What to work on. Scan the material and copy every line in which "kinetochore" appears.

········

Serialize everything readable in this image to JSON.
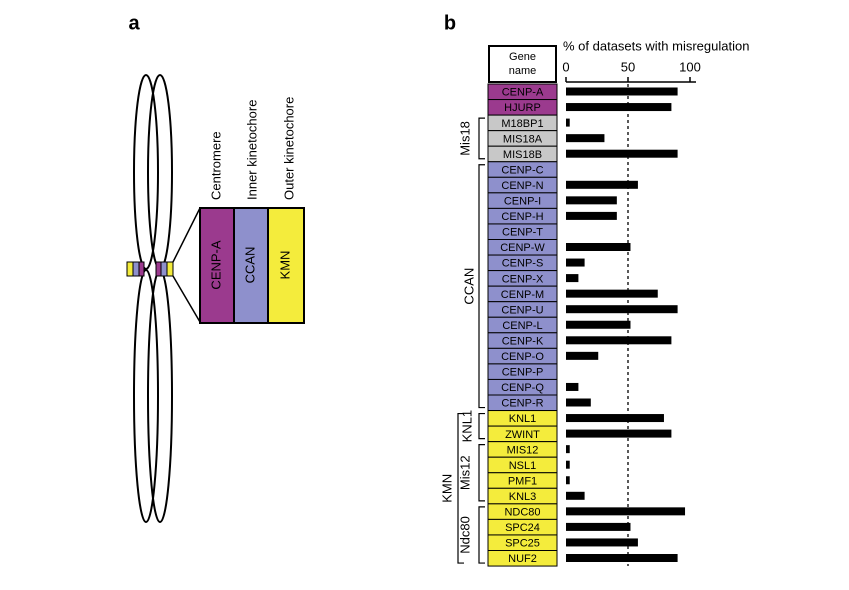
{
  "panel_labels": [
    "a",
    "b"
  ],
  "panel_a": {
    "column_labels": [
      "Centromere",
      "Inner kinetochore",
      "Outer kinetochore"
    ],
    "boxes": [
      "CENP-A",
      "CCAN",
      "KMN"
    ]
  },
  "chart_data": {
    "type": "bar",
    "orientation": "horizontal",
    "header": "Gene name",
    "x_label": "% of datasets with misregulation",
    "categories": [
      "CENP-A",
      "HJURP",
      "M18BP1",
      "MIS18A",
      "MIS18B",
      "CENP-C",
      "CENP-N",
      "CENP-I",
      "CENP-H",
      "CENP-T",
      "CENP-W",
      "CENP-S",
      "CENP-X",
      "CENP-M",
      "CENP-U",
      "CENP-L",
      "CENP-K",
      "CENP-O",
      "CENP-P",
      "CENP-Q",
      "CENP-R",
      "KNL1",
      "ZWINT",
      "MIS12",
      "NSL1",
      "PMF1",
      "KNL3",
      "NDC80",
      "SPC24",
      "SPC25",
      "NUF2"
    ],
    "values": [
      90,
      85,
      3,
      31,
      90,
      0,
      58,
      41,
      41,
      0,
      52,
      15,
      10,
      74,
      90,
      52,
      85,
      26,
      0,
      10,
      20,
      79,
      85,
      3,
      3,
      3,
      15,
      96,
      52,
      58,
      90
    ],
    "category_colors": [
      "#9b3a8e",
      "#9b3a8e",
      "#c8c8c8",
      "#c8c8c8",
      "#c8c8c8",
      "#8e90cc",
      "#8e90cc",
      "#8e90cc",
      "#8e90cc",
      "#8e90cc",
      "#8e90cc",
      "#8e90cc",
      "#8e90cc",
      "#8e90cc",
      "#8e90cc",
      "#8e90cc",
      "#8e90cc",
      "#8e90cc",
      "#8e90cc",
      "#8e90cc",
      "#8e90cc",
      "#f4ec3c",
      "#f4ec3c",
      "#f4ec3c",
      "#f4ec3c",
      "#f4ec3c",
      "#f4ec3c",
      "#f4ec3c",
      "#f4ec3c",
      "#f4ec3c",
      "#f4ec3c"
    ],
    "color": "#000000",
    "xlim": [
      0,
      100
    ],
    "xticks": [
      0,
      50,
      100
    ],
    "reference_line": 50,
    "groups": [
      "Mis18",
      "CCAN",
      "KNL1",
      "Mis12",
      "Ndc80",
      "KMN"
    ]
  }
}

········

Correct answer.
      "Inner kinetochore",
      "Outer kinetochore"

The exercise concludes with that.